*DATA SECTION*.
— BEGIN —
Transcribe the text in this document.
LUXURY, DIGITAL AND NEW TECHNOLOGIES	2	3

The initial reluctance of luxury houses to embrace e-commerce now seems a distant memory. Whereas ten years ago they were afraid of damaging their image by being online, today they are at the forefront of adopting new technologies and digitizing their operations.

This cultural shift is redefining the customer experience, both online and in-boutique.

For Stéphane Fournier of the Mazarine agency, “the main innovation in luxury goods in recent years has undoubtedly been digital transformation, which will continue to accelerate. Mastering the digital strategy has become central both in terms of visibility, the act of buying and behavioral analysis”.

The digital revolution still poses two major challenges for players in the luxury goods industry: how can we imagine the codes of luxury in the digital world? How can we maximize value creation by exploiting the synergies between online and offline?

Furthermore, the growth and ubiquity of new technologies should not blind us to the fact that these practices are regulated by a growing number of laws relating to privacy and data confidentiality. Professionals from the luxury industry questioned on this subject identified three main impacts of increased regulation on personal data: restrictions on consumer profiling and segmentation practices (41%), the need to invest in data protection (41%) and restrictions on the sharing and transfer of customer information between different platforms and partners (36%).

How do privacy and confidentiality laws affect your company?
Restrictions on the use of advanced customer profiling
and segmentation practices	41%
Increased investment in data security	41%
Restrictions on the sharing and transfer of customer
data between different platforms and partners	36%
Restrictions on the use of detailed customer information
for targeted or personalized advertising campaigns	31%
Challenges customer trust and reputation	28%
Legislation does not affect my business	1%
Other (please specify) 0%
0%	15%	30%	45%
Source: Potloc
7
— END —
*EXERCISE DESCRIPTION*. Each line above must be reproduced exactly as it stands.

*TASK SOLUTION*.
Transcribe the text in this document.
LUXURY, DIGITAL AND NEW TECHNOLOGIES	2	3

The initial reluctance of luxury houses to embrace e-commerce now seems a distant memory. Whereas ten years ago they were afraid of damaging their image by being online, today they are at the forefront of adopting new technologies and digitizing their operations.

This cultural shift is redefining the customer experience, both online and in-boutique.

For Stéphane Fournier of the Mazarine agency, “the main innovation in luxury goods in recent years has undoubtedly been digital transformation, which will continue to accelerate. Mastering the digital strategy has become central both in terms of visibility, the act of buying and behavioral analysis”.

The digital revolution still poses two major challenges for players in the luxury goods industry: how can we imagine the codes of luxury in the digital world? How can we maximize value creation by exploiting the synergies between online and offline?

Furthermore, the growth and ubiquity of new technologies should not blind us to the fact that these practices are regulated by a growing number of laws relating to privacy and data confidentiality. Professionals from the luxury industry questioned on this subject identified three main impacts of increased regulation on personal data: restrictions on consumer profiling and segmentation practices (41%), the need to invest in data protection (41%) and restrictions on the sharing and transfer of customer information between different platforms and partners (36%).

How do privacy and confidentiality laws affect your company?
Restrictions on the use of advanced customer profiling
and segmentation practices	41%
Increased investment in data security	41%
Restrictions on the sharing and transfer of customer
data between different platforms and partners	36%
Restrictions on the use of detailed customer information
for targeted or personalized advertising campaigns	31%
Challenges customer trust and reputation	28%
Legislation does not affect my business	1%
Other (please specify) 0%
0%	15%	30%	45%
Source: Potloc
7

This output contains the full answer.